### Problem to solve
The data must be returned in full and exactly as given.

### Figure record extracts
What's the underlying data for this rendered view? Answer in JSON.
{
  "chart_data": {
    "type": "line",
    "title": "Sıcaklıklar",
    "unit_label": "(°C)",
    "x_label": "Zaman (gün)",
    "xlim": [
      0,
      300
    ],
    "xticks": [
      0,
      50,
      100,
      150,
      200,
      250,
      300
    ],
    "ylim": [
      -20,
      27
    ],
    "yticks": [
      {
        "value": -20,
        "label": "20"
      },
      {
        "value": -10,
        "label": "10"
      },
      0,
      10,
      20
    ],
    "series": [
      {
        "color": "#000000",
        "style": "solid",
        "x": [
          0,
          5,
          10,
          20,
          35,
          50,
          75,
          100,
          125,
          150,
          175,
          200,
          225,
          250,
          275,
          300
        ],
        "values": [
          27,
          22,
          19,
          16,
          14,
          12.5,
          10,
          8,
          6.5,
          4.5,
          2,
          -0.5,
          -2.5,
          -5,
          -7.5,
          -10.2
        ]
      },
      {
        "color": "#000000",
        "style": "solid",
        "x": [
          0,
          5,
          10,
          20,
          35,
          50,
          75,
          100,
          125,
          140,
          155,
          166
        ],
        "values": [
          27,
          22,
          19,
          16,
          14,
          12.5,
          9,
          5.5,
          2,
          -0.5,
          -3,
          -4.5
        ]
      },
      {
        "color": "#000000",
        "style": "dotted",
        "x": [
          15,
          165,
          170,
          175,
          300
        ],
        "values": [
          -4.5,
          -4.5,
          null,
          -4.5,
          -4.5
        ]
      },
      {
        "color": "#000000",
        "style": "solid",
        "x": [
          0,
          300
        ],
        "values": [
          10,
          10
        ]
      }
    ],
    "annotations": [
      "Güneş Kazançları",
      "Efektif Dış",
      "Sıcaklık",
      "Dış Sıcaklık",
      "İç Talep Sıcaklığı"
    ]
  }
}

### Worked solution
What's the underlying data for this rendered view? Answer in JSON.
{
  "chart_data": {
    "type": "line",
    "title": "Sıcaklıklar",
    "unit_label": "(°C)",
    "x_label": "Zaman (gün)",
    "xlim": [
      0,
      300
    ],
    "xticks": [
      0,
      50,
      100,
      150,
      200,
      250,
      300
    ],
    "ylim": [
      -20,
      27
    ],
    "yticks": [
      {
        "value": -20,
        "label": "20"
      },
      {
        "value": -10,
        "label": "10"
      },
      0,
      10,
      20
    ],
    "series": [
      {
        "color": "#000000",
        "style": "solid",
        "x": [
          0,
          5,
          10,
          20,
          35,
          50,
          75,
          100,
          125,
          150,
          175,
          200,
          225,
          250,
          275,
          300
        ],
        "values": [
          27,
          22,
          19,
          16,
          14,
          12.5,
          10,
          8,
          6.5,
          4.5,
          2,
          -0.5,
          -2.5,
          -5,
          -7.5,
          -10.2
        ]
      },
      {
        "color": "#000000",
        "style": "solid",
        "x": [
          0,
          5,
          10,
          20,
          35,
          50,
          75,
          100,
          125,
          140,
          155,
          166
        ],
        "values": [
          27,
          22,
          19,
          16,
          14,
          12.5,
          9,
          5.5,
          2,
          -0.5,
          -3,
          -4.5
        ]
      },
      {
        "color": "#000000",
        "style": "dotted",
        "x": [
          15,
          165,
          170,
          175,
          300
        ],
        "values": [
          -4.5,
          -4.5,
          null,
          -4.5,
          -4.5
        ]
      },
      {
        "color": "#000000",
        "style": "solid",
        "x": [
          0,
          300
        ],
        "values": [
          10,
          10
        ]
      }
    ],
    "annotations": [
      "Güneş Kazançları",
      "Efektif Dış",
      "Sıcaklık",
      "Dış Sıcaklık",
      "İç Talep Sıcaklığı"
    ]
  }
}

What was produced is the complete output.